== What the exercise asks ==
Retype the material in full, keeping every word the same.

== Available data ==
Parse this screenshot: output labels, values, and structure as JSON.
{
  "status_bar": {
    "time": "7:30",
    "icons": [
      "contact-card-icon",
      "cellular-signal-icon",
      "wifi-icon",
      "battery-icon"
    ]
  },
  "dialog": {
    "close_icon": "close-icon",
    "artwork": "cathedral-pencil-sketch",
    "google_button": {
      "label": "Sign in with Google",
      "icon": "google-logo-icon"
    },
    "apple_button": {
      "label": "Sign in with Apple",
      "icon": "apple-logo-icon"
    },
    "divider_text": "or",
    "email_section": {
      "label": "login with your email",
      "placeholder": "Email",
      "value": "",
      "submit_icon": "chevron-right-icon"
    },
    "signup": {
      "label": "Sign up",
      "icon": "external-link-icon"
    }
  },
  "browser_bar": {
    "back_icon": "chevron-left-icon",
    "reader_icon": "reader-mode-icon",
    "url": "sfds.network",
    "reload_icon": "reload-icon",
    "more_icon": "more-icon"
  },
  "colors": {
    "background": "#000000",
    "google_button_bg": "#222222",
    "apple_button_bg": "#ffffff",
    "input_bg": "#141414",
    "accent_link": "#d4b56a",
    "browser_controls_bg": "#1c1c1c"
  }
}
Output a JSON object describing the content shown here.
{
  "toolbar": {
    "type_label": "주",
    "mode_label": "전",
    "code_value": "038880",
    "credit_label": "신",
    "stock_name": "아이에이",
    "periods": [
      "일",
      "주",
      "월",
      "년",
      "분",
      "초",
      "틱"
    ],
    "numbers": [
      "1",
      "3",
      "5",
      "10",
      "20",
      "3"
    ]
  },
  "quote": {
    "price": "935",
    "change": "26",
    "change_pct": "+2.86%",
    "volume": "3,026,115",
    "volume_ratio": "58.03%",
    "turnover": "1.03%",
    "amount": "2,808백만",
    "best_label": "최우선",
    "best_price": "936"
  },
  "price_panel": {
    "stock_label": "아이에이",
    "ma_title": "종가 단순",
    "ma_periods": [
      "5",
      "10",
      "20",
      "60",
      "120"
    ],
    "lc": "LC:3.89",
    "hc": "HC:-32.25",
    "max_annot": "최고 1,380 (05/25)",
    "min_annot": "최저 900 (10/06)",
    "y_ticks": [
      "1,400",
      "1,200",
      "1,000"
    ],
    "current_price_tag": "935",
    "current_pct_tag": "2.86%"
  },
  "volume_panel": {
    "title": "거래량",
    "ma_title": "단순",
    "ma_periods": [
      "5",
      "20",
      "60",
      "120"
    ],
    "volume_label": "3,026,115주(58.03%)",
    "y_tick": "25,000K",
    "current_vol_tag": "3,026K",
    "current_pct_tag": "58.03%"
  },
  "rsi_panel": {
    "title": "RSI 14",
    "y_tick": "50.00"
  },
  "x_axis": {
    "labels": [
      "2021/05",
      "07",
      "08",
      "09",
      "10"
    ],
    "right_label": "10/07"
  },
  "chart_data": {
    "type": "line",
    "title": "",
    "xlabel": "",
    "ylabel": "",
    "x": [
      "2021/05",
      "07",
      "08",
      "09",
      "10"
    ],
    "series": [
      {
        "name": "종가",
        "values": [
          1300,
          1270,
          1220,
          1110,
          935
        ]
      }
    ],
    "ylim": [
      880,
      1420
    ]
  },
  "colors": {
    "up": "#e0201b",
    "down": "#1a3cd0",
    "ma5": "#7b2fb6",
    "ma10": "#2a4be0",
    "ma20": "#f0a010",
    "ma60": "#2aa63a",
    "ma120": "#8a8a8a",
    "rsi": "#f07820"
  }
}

== Output of the task ==
Parse this screenshot: output labels, values, and structure as JSON.
{
  "status_bar": {
    "time": "7:30",
    "icons": [
      "contact-card-icon",
      "cellular-signal-icon",
      "wifi-icon",
      "battery-icon"
    ]
  },
  "dialog": {
    "close_icon": "close-icon",
    "artwork": "cathedral-pencil-sketch",
    "google_button": {
      "label": "Sign in with Google",
      "icon": "google-logo-icon"
    },
    "apple_button": {
      "label": "Sign in with Apple",
      "icon": "apple-logo-icon"
    },
    "divider_text": "or",
    "email_section": {
      "label": "login with your email",
      "placeholder": "Email",
      "value": "",
      "submit_icon": "chevron-right-icon"
    },
    "signup": {
      "label": "Sign up",
      "icon": "external-link-icon"
    }
  },
  "browser_bar": {
    "back_icon": "chevron-left-icon",
    "reader_icon": "reader-mode-icon",
    "url": "sfds.network",
    "reload_icon": "reload-icon",
    "more_icon": "more-icon"
  },
  "colors": {
    "background": "#000000",
    "google_button_bg": "#222222",
    "apple_button_bg": "#ffffff",
    "input_bg": "#141414",
    "accent_link": "#d4b56a",
    "browser_controls_bg": "#1c1c1c"
  }
}
Output a JSON object describing the content shown here.
{
  "toolbar": {
    "type_label": "주",
    "mode_label": "전",
    "code_value": "038880",
    "credit_label": "신",
    "stock_name": "아이에이",
    "periods": [
      "일",
      "주",
      "월",
      "년",
      "분",
      "초",
      "틱"
    ],
    "numbers": [
      "1",
      "3",
      "5",
      "10",
      "20",
      "3"
    ]
  },
  "quote": {
    "price": "935",
    "change": "26",
    "change_pct": "+2.86%",
    "volume": "3,026,115",
    "volume_ratio": "58.03%",
    "turnover": "1.03%",
    "amount": "2,808백만",
    "best_label": "최우선",
    "best_price": "936"
  },
  "price_panel": {
    "stock_label": "아이에이",
    "ma_title": "종가 단순",
    "ma_periods": [
      "5",
      "10",
      "20",
      "60",
      "120"
    ],
    "lc": "LC:3.89",
    "hc": "HC:-32.25",
    "max_annot": "최고 1,380 (05/25)",
    "min_annot": "최저 900 (10/06)",
    "y_ticks": [
      "1,400",
      "1,200",
      "1,000"
    ],
    "current_price_tag": "935",
    "current_pct_tag": "2.86%"
  },
  "volume_panel": {
    "title": "거래량",
    "ma_title": "단순",
    "ma_periods": [
      "5",
      "20",
      "60",
      "120"
    ],
    "volume_label": "3,026,115주(58.03%)",
    "y_tick": "25,000K",
    "current_vol_tag": "3,026K",
    "current_pct_tag": "58.03%"
  },
  "rsi_panel": {
    "title": "RSI 14",
    "y_tick": "50.00"
  },
  "x_axis": {
    "labels": [
      "2021/05",
      "07",
      "08",
      "09",
      "10"
    ],
    "right_label": "10/07"
  },
  "chart_data": {
    "type": "line",
    "title": "",
    "xlabel": "",
    "ylabel": "",
    "x": [
      "2021/05",
      "07",
      "08",
      "09",
      "10"
    ],
    "series": [
      {
        "name": "종가",
        "values": [
          1300,
          1270,
          1220,
          1110,
          935
        ]
      }
    ],
    "ylim": [
      880,
      1420
    ]
  },
  "colors": {
    "up": "#e0201b",
    "down": "#1a3cd0",
    "ma5": "#7b2fb6",
    "ma10": "#2a4be0",
    "ma20": "#f0a010",
    "ma60": "#2aa63a",
    "ma120": "#8a8a8a",
    "rsi": "#f07820"
  }
}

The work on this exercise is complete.